• **GOAL**:
Report the number of lines that include "YELLOW", with no additional text.

• **EXERCISE INPUT**:
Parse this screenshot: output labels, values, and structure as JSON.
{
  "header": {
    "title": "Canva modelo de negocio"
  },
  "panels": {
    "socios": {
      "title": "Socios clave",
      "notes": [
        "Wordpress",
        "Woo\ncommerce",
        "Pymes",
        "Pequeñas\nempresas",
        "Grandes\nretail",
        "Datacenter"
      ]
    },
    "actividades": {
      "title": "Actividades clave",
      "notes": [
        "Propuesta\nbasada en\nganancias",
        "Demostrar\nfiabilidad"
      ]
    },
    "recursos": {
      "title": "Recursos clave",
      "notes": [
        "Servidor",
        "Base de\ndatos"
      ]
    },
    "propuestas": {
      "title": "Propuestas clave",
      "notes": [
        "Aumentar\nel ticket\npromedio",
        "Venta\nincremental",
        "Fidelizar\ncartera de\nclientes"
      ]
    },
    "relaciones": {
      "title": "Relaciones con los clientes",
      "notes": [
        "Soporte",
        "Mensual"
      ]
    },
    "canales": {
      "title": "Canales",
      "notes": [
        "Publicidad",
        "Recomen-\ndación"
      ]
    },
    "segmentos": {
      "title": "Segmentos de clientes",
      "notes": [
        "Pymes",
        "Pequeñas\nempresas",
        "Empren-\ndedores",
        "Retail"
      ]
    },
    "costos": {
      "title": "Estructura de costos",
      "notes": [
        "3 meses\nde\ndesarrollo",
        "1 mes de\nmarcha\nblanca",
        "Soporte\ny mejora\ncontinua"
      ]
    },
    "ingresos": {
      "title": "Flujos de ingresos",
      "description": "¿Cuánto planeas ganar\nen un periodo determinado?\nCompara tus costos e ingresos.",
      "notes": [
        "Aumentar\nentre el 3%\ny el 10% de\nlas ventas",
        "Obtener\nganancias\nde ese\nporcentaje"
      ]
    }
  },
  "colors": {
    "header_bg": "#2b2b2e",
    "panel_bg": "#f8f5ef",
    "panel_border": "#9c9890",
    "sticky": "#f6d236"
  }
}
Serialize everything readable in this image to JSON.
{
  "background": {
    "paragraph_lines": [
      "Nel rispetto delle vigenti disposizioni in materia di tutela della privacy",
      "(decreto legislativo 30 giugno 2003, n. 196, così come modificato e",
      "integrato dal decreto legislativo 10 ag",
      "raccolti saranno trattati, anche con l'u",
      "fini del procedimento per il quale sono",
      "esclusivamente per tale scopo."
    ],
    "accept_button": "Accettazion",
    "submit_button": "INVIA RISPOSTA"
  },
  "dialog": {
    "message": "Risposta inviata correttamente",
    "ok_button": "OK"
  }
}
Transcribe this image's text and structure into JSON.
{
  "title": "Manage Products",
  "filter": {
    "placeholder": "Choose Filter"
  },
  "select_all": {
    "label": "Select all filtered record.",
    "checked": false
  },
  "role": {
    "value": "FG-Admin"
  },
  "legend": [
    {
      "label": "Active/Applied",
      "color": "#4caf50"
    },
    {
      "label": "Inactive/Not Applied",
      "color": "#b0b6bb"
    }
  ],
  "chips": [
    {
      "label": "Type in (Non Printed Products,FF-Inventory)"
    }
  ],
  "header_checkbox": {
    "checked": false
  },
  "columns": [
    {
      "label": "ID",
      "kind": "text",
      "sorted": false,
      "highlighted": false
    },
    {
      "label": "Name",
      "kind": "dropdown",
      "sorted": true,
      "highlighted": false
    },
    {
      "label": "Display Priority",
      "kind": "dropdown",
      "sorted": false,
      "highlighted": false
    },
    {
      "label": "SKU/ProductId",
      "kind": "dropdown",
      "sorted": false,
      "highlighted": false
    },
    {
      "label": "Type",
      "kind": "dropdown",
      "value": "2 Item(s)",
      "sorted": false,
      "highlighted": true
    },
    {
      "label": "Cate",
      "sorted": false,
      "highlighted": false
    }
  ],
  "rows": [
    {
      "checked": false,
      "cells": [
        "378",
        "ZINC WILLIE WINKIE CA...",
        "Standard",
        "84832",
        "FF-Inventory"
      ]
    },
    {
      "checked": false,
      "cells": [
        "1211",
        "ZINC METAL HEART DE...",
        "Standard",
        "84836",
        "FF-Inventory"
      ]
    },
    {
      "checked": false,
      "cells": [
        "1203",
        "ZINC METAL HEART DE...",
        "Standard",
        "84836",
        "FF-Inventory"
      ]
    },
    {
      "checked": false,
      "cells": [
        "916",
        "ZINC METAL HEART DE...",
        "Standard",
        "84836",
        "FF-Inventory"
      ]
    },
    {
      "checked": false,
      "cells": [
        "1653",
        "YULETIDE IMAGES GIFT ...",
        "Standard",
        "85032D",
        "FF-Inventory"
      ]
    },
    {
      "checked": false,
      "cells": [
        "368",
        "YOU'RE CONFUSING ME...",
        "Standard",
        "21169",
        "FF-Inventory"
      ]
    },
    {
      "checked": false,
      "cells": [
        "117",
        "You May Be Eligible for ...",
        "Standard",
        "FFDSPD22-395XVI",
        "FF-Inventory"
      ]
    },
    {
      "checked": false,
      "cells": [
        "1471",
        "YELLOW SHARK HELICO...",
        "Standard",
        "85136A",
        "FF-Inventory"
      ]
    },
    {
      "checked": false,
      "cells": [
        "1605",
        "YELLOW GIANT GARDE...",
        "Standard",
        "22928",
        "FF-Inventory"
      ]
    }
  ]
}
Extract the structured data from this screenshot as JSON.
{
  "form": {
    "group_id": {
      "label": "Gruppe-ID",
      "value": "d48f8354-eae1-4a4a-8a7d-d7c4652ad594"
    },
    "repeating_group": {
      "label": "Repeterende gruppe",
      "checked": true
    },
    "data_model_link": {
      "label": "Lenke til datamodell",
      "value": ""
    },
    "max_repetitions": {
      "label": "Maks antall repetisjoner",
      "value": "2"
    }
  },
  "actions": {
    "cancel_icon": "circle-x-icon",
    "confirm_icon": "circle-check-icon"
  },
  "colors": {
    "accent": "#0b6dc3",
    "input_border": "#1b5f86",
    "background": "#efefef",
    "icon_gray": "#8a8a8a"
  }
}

• **FINISHED TASK**:
2